**Given problem**. Report how many lines below contain the word "Output". Give only the number.

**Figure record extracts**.
* * * * * * *

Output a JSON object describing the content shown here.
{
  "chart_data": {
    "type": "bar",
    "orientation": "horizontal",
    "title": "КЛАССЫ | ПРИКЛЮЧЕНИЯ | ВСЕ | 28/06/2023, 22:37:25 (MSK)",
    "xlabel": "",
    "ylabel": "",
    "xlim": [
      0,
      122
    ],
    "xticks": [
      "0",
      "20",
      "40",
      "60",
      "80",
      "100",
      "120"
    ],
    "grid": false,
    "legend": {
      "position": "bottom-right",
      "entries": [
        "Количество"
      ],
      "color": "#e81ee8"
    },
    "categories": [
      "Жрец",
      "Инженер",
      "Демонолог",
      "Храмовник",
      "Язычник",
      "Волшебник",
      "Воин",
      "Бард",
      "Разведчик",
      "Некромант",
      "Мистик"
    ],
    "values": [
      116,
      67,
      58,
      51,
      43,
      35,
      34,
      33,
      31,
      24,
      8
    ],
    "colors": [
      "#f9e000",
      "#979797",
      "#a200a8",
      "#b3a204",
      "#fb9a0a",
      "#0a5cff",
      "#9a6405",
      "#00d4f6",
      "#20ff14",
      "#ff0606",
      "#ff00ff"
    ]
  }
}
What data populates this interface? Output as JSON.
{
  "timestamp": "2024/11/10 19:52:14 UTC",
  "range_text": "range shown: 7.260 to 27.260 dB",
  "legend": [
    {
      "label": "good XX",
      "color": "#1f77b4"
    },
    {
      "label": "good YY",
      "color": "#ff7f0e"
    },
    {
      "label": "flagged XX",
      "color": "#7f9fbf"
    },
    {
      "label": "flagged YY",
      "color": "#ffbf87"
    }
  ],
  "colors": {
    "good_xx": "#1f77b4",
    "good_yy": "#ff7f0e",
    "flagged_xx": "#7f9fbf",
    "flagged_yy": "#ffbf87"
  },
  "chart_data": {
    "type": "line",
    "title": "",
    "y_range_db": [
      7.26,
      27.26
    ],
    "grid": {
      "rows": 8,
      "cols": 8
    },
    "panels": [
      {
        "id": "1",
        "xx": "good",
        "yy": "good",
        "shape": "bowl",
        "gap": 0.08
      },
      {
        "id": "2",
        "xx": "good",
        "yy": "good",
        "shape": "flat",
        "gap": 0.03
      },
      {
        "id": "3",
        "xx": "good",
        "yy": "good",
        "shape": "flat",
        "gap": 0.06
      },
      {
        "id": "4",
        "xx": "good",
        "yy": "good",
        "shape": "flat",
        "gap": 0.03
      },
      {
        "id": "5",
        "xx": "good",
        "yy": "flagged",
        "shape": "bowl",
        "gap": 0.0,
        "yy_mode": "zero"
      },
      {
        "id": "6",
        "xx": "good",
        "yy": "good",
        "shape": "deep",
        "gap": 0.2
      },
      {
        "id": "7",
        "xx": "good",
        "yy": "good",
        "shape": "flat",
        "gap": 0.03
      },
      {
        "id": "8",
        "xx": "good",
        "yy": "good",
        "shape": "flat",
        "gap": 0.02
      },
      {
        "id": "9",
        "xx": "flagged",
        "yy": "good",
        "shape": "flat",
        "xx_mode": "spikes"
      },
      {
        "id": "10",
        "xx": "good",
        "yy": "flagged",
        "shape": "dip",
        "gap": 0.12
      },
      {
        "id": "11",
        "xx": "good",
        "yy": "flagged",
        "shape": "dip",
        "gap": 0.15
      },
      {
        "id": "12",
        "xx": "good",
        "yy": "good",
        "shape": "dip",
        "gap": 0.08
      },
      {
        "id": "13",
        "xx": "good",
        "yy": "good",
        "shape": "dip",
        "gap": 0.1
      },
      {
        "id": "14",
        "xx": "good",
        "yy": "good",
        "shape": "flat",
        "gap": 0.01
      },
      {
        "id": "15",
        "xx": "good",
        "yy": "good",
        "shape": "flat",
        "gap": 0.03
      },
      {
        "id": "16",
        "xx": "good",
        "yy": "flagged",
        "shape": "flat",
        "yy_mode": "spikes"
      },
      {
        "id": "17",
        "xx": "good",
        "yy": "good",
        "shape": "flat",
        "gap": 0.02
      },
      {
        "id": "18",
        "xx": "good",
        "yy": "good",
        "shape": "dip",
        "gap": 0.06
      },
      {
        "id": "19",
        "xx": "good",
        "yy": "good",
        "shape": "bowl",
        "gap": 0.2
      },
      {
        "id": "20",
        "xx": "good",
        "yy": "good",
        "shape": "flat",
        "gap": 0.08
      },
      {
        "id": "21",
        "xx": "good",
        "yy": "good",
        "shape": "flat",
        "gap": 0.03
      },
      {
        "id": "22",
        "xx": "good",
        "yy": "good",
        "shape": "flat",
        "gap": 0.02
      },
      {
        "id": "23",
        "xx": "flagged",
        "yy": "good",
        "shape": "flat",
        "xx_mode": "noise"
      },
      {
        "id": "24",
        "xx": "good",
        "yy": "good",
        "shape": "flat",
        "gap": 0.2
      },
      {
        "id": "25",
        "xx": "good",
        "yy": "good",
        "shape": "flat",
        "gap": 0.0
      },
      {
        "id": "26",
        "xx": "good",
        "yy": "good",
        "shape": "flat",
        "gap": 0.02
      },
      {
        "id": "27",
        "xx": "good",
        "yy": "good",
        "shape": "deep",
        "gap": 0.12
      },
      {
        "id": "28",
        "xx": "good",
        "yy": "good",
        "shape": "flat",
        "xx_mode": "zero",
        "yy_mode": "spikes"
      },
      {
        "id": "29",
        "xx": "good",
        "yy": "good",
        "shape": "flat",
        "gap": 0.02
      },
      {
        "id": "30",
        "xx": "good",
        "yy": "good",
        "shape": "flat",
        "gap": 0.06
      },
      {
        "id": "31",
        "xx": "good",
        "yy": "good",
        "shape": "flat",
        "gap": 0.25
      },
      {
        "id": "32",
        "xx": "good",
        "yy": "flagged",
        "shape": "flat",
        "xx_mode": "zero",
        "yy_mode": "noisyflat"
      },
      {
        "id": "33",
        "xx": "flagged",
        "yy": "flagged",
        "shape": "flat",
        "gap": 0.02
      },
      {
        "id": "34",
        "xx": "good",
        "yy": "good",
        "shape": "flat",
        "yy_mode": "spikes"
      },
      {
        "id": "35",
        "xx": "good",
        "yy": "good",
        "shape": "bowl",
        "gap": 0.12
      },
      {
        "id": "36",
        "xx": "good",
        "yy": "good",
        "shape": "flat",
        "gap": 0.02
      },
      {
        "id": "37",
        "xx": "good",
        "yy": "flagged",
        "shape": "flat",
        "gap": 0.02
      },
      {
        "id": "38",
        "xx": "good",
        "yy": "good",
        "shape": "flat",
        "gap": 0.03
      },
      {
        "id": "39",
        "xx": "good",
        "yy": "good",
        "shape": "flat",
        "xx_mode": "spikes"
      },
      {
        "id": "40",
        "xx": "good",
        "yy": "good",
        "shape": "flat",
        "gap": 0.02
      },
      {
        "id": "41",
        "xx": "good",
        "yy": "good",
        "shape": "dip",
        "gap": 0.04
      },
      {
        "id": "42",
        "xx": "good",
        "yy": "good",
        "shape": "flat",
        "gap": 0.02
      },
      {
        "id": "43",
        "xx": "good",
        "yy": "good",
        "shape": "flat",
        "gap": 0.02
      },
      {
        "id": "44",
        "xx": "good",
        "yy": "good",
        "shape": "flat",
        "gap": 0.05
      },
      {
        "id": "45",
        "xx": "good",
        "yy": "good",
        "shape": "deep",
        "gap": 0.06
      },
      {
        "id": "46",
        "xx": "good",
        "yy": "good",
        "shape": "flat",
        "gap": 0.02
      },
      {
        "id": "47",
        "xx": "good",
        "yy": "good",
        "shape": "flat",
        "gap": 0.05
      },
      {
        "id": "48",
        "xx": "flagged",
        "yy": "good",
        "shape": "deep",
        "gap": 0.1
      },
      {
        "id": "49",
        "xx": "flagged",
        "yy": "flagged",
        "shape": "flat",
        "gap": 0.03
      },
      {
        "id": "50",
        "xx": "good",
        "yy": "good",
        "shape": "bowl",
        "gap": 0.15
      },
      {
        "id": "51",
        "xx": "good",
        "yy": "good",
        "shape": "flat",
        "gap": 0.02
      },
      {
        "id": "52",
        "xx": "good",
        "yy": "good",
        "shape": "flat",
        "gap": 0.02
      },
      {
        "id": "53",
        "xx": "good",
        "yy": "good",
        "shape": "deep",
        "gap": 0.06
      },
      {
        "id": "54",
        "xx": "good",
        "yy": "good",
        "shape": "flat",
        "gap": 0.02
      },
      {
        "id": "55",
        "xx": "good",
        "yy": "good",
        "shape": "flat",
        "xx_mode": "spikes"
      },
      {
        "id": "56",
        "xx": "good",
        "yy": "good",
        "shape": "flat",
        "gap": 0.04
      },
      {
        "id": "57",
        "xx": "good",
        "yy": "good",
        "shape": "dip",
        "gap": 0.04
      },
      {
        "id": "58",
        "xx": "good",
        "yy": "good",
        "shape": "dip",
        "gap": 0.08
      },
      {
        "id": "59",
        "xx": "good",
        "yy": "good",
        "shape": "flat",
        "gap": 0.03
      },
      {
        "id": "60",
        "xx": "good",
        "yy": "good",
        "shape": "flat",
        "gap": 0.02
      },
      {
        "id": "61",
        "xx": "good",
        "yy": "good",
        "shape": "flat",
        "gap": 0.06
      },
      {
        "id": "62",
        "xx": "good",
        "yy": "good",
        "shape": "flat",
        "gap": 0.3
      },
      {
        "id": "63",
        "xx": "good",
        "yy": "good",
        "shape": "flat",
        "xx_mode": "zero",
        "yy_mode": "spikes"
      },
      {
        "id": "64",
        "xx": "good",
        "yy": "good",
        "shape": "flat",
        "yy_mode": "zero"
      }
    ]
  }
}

* * * * * * *

**Answer for this exercise**. 2